Provide nothing but the number of lines containing the string "data".

— Start THE RECORDS —

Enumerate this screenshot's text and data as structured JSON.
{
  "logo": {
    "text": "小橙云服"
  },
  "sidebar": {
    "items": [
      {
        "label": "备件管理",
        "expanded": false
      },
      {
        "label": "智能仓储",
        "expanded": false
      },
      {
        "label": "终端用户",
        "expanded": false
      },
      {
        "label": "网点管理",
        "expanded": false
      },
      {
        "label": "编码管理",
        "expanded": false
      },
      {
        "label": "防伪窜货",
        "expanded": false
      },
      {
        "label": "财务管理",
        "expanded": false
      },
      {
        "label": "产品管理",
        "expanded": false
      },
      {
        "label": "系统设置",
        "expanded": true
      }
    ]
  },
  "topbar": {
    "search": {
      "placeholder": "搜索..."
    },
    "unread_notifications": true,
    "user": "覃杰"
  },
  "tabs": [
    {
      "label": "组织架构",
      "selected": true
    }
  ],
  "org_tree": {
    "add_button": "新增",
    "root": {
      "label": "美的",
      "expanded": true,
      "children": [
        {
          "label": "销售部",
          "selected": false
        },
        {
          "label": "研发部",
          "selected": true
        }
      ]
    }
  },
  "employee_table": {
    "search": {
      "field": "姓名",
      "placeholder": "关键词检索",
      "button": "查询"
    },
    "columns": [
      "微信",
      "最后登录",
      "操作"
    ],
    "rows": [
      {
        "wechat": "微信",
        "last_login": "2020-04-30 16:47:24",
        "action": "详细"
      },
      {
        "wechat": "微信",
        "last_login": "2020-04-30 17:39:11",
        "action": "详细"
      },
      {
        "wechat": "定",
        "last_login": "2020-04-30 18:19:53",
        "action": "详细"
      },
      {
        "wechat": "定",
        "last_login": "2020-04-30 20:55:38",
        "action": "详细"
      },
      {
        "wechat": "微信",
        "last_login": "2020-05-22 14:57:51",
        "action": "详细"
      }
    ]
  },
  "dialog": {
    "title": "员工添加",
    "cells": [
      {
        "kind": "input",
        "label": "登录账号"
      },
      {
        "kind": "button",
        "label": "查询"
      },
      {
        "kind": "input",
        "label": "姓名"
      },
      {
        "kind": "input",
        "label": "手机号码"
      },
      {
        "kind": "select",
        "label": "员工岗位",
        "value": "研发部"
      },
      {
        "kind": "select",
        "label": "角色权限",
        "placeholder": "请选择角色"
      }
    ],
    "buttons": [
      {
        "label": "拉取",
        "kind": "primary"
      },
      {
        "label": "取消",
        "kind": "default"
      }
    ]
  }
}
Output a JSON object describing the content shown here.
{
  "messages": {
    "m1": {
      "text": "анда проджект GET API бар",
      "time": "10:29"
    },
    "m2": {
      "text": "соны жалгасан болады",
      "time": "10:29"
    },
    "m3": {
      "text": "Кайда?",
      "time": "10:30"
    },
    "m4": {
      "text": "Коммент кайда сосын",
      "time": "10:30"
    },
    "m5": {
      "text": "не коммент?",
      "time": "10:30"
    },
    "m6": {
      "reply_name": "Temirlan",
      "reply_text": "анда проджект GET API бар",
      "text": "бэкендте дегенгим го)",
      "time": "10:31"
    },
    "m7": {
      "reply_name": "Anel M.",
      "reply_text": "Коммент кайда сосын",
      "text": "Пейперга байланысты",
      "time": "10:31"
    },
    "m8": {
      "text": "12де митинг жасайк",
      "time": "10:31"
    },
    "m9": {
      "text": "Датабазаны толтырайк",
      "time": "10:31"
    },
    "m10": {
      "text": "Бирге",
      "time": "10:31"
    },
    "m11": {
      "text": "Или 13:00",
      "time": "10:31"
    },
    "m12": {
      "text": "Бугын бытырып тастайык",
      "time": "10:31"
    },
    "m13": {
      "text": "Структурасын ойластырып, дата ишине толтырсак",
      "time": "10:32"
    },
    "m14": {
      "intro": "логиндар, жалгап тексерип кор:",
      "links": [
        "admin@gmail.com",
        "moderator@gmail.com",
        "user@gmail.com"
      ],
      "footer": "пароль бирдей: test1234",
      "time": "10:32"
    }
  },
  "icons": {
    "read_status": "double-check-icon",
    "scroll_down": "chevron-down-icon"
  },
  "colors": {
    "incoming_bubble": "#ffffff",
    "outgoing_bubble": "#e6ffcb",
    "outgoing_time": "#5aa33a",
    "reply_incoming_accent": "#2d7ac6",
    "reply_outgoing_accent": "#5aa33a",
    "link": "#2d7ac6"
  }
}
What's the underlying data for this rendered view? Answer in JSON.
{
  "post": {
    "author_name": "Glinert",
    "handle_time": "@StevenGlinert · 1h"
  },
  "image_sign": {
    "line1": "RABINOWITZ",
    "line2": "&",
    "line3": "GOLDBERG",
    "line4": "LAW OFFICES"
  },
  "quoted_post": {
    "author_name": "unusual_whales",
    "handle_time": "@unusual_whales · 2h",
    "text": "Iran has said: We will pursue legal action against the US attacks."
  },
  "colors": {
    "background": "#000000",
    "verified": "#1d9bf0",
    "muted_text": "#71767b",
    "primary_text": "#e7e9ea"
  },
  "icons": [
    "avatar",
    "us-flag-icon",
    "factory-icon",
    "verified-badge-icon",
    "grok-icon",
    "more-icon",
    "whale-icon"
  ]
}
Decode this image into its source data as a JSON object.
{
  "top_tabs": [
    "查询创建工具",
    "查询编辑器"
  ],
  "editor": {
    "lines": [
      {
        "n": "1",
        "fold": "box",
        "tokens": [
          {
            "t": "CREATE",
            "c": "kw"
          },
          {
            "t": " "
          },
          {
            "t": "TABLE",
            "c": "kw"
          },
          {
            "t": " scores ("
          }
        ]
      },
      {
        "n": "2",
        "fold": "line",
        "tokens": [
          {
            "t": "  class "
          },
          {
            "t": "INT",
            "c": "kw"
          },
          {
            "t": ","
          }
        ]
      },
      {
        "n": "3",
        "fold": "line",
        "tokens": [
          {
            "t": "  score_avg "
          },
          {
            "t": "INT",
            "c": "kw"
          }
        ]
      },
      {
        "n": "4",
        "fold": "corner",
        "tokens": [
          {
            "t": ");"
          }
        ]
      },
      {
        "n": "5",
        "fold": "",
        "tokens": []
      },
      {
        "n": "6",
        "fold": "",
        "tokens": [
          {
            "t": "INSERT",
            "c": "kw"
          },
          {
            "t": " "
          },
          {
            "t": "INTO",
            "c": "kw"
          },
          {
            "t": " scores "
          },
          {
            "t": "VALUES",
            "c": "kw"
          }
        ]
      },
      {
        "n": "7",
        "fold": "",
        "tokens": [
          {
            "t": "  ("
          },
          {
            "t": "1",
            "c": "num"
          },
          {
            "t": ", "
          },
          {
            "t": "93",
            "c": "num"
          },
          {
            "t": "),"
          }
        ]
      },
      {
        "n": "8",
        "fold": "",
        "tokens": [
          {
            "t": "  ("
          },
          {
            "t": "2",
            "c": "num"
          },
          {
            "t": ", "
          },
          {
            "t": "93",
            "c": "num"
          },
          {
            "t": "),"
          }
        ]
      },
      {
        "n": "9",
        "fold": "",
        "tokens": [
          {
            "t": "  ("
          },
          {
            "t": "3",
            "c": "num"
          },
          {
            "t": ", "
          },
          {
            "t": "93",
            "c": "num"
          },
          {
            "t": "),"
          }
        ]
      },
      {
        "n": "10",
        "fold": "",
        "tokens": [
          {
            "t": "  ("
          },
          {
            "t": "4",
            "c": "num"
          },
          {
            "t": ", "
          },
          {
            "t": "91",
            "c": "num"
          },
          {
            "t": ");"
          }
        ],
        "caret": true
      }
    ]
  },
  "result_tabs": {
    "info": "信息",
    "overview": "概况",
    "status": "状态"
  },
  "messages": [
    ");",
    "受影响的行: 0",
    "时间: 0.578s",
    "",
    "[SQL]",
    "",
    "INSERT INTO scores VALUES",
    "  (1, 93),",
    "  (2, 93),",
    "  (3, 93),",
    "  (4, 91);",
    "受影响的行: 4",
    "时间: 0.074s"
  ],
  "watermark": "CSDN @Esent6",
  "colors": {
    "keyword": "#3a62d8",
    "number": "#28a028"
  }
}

— End THE RECORDS —

_RESPONSE BELOW_
3